SHORT PROBLEM:
Lay out the data below as a Markdown table with two columns, Row and Data line. Include only the lines from the line containing "Patent image size: (726, 380)." to the line containing "The auxiliary trigger circuit 830 is", both ends included, and leave out blank lines.

RECORDS SUPPLIED:

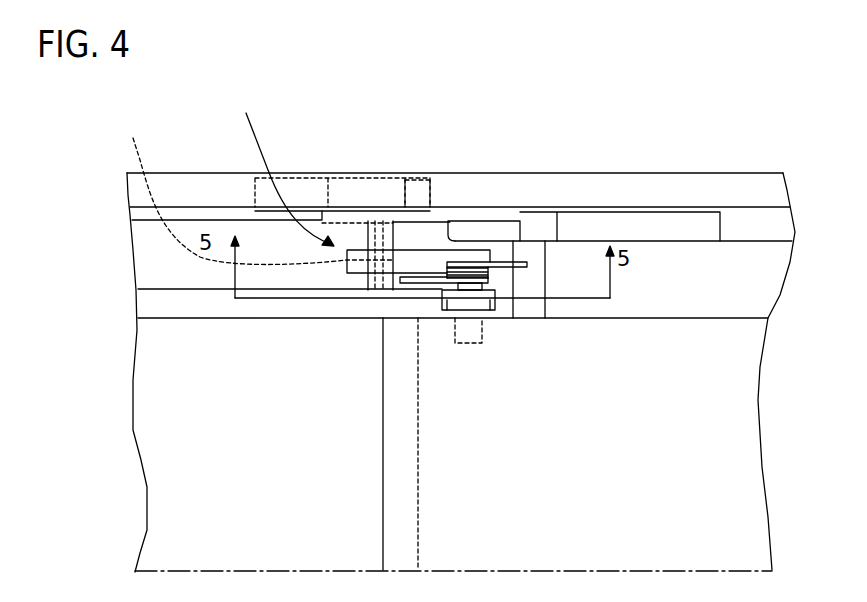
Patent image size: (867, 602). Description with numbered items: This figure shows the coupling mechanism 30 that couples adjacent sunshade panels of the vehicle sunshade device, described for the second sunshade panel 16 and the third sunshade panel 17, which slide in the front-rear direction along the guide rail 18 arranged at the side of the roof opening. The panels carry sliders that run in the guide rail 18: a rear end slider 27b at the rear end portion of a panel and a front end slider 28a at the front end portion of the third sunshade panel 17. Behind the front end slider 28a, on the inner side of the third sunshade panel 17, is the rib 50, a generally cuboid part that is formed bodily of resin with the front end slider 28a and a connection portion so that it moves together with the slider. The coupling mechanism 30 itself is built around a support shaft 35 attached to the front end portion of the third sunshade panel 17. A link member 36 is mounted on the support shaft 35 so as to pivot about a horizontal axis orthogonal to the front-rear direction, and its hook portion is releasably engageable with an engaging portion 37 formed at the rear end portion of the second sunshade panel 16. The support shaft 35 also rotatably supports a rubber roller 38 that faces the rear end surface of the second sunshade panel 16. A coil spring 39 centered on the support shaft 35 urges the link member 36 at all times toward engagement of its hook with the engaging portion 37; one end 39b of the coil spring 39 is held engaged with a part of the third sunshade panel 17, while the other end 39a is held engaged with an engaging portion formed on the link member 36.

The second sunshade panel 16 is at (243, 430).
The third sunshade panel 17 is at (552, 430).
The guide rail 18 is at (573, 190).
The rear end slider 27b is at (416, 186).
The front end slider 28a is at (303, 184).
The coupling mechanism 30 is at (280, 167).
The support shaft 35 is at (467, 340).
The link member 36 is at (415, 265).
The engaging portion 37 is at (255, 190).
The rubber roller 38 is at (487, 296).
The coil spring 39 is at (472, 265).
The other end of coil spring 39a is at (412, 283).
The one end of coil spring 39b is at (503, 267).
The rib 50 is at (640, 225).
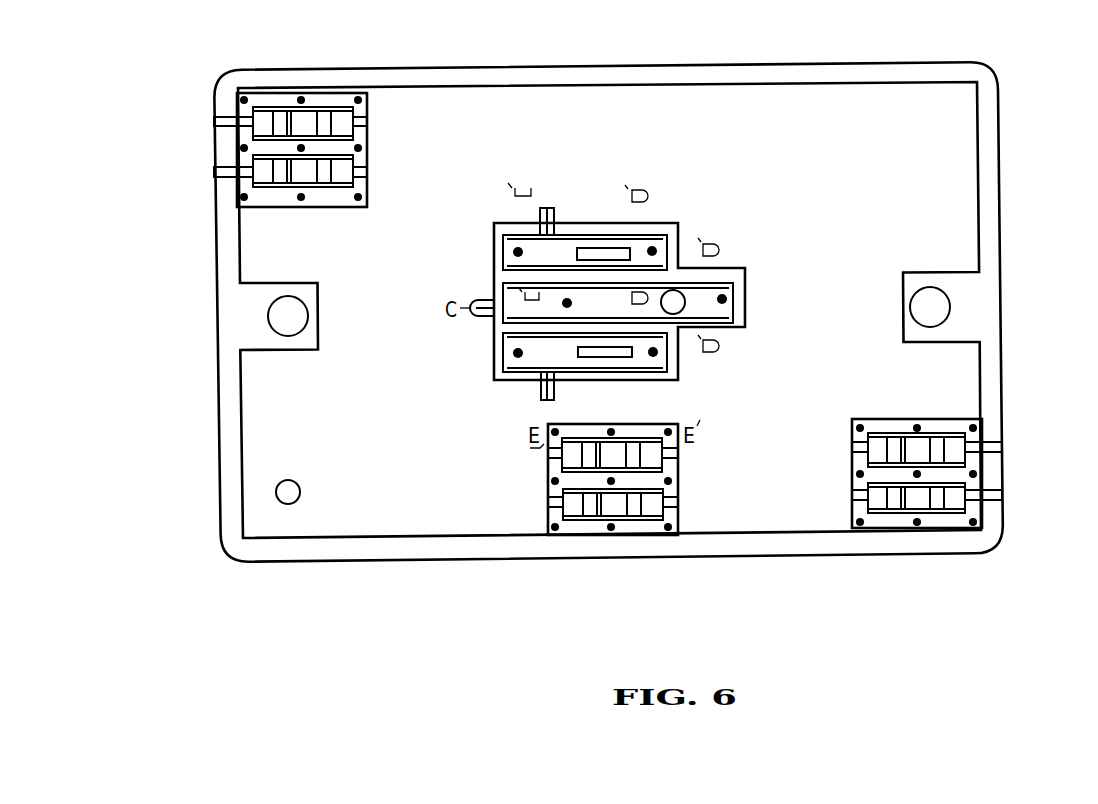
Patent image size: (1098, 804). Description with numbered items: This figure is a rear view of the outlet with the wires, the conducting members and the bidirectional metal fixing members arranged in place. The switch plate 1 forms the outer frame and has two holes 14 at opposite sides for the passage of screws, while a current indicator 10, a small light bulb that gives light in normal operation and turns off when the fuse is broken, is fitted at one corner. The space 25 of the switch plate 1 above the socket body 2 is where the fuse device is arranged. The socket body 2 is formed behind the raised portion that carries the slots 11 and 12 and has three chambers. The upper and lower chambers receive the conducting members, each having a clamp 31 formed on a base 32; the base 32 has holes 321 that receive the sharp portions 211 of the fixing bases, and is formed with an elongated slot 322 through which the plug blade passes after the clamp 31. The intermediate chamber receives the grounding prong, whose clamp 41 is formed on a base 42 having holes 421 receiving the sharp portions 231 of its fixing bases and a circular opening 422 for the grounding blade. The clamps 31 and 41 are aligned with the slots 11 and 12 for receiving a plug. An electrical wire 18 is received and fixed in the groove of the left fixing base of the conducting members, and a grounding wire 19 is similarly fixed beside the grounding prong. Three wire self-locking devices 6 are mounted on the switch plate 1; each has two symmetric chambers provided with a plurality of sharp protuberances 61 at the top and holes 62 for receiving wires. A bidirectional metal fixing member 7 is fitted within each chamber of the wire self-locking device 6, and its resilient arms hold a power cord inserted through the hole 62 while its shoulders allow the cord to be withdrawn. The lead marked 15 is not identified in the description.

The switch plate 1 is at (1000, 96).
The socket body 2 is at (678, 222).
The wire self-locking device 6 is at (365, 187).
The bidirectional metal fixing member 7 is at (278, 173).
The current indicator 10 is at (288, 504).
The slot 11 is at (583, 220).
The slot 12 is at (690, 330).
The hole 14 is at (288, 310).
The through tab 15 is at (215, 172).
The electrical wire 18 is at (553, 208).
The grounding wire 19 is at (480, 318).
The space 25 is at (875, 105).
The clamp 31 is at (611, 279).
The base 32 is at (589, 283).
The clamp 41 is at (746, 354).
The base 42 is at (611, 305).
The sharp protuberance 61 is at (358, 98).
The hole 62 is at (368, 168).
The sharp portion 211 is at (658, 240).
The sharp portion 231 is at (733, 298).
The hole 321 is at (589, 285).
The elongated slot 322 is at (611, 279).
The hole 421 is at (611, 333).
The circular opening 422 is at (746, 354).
* * *
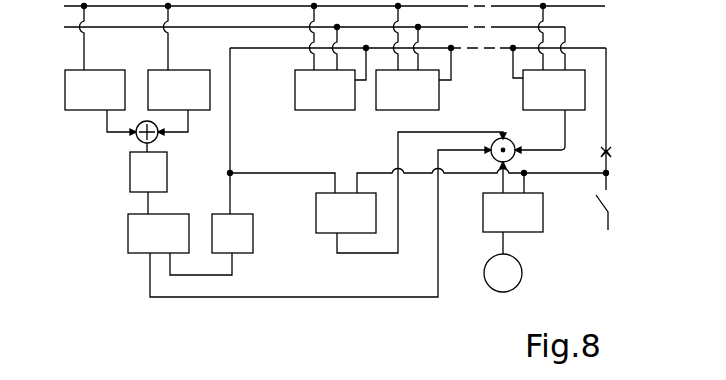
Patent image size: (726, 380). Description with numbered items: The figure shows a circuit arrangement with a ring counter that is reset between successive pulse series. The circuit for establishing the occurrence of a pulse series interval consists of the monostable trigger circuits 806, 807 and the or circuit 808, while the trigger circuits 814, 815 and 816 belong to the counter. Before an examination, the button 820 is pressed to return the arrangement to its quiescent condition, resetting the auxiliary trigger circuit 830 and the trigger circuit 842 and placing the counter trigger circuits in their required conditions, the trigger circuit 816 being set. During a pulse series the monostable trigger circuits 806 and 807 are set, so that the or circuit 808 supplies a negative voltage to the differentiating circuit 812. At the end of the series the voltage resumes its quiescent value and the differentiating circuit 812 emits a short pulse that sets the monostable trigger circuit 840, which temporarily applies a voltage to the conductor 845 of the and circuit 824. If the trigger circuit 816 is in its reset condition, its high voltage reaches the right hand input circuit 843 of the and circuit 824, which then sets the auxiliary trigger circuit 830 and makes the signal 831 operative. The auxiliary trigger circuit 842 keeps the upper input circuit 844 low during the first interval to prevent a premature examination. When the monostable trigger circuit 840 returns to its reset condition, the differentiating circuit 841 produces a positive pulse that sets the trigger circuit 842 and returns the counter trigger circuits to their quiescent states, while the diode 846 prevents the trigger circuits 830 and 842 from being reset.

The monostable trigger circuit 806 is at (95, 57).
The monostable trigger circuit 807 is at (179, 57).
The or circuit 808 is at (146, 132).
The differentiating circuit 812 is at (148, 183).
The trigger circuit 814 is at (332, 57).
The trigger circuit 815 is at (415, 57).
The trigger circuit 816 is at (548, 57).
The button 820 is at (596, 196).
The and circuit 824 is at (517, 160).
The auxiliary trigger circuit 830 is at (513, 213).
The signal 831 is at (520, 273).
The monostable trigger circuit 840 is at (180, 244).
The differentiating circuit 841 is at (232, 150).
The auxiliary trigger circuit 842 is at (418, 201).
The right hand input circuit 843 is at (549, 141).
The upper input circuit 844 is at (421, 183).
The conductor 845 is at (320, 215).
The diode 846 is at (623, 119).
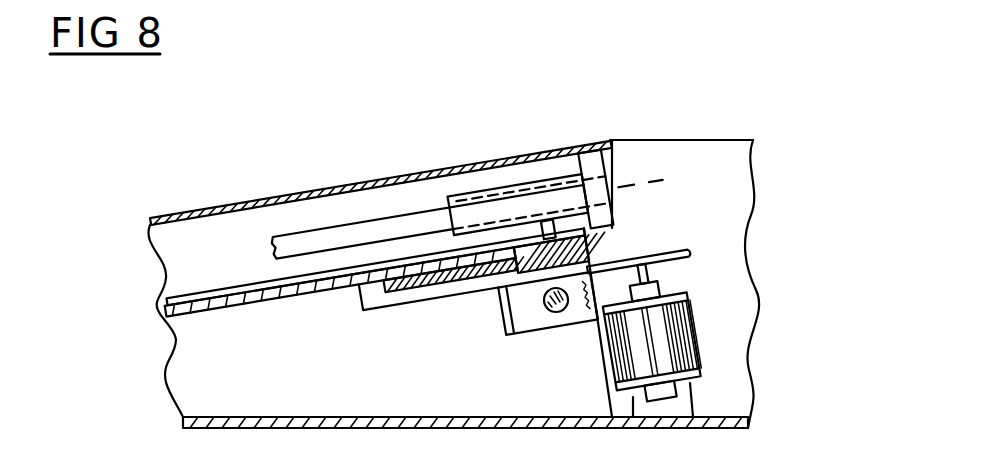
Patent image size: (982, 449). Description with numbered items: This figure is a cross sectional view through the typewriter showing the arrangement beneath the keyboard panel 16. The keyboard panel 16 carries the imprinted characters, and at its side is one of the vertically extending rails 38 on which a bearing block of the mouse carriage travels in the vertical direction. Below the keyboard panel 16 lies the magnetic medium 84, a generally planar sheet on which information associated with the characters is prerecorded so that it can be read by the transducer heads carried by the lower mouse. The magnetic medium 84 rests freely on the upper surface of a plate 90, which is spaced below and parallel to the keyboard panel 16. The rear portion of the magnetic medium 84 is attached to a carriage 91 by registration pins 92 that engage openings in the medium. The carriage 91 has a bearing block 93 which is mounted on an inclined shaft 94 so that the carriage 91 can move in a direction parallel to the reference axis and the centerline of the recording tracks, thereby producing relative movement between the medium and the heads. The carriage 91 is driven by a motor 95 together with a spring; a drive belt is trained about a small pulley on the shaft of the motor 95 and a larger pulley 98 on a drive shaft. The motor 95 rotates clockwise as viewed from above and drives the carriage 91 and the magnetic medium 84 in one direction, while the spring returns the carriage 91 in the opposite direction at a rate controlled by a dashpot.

WORKED SOLUTION:
| Row | Data line |
|---|---|
| 1 | Patent image size: (726, 380). Description with numbered items: The figure shows a circuit arrangement with a ring counter that is reset between successive pulse series. The circuit for establishing the occurrence of a pulse series interval consists of the monostable trigger circuits 806, 807 and the or circuit 808, while the trigger circuits 814, 815 and 816 belong to the counter. Before an examination, the button 820 is pressed to return the arrangement to its quiescent condition, resetting the auxiliary trigger circuit 830 and the trigger circuit 842 and placing the counter trigger circuits in their required conditions, the trigger circuit 816 being set. During a pulse series the monostable trigger circuits 806 and 807 are set, so that the or circuit 808 supplies a negative voltage to the differentiating circuit 812. At the end of the series the voltage resumes its quiescent value and the differentiating circuit 812 emits a short pulse that sets the monostable trigger circuit 840, which temporarily applies a voltage to the conductor 845 of the and circuit 824. If the trigger circuit 816 is in its reset condition, its high voltage reaches the right hand input circuit 843 of the and circuit 824, which then sets the auxiliary trigger circuit 830 and makes the signal 831 operative. The auxiliary trigger circuit 842 keeps the upper input circuit 844 low during the first interval to prevent a premature examination. When the monostable trigger circuit 840 returns to its reset condition, the differentiating circuit 841 produces a positive pulse that sets the trigger circuit 842 and returns the counter trigger circuits to their quiescent states, while the diode 846 prevents the trigger circuits 830 and 842 from being reset. |
| 2 | The monostable trigger circuit 806 is at (95, 57). |
| 3 | The monostable trigger circuit 807 is at (179, 57). |
| 4 | The or circuit 808 is at (146, 132). |
| 5 | The differentiating circuit 812 is at (148, 183). |
| 6 | The trigger circuit 814 is at (332, 57). |
| 7 | The trigger circuit 815 is at (415, 57). |
| 8 | The trigger circuit 816 is at (548, 57). |
| 9 | The button 820 is at (596, 196). |
| 10 | The and circuit 824 is at (517, 160). |
| 11 | The auxiliary trigger circuit 830 is at (513, 213). |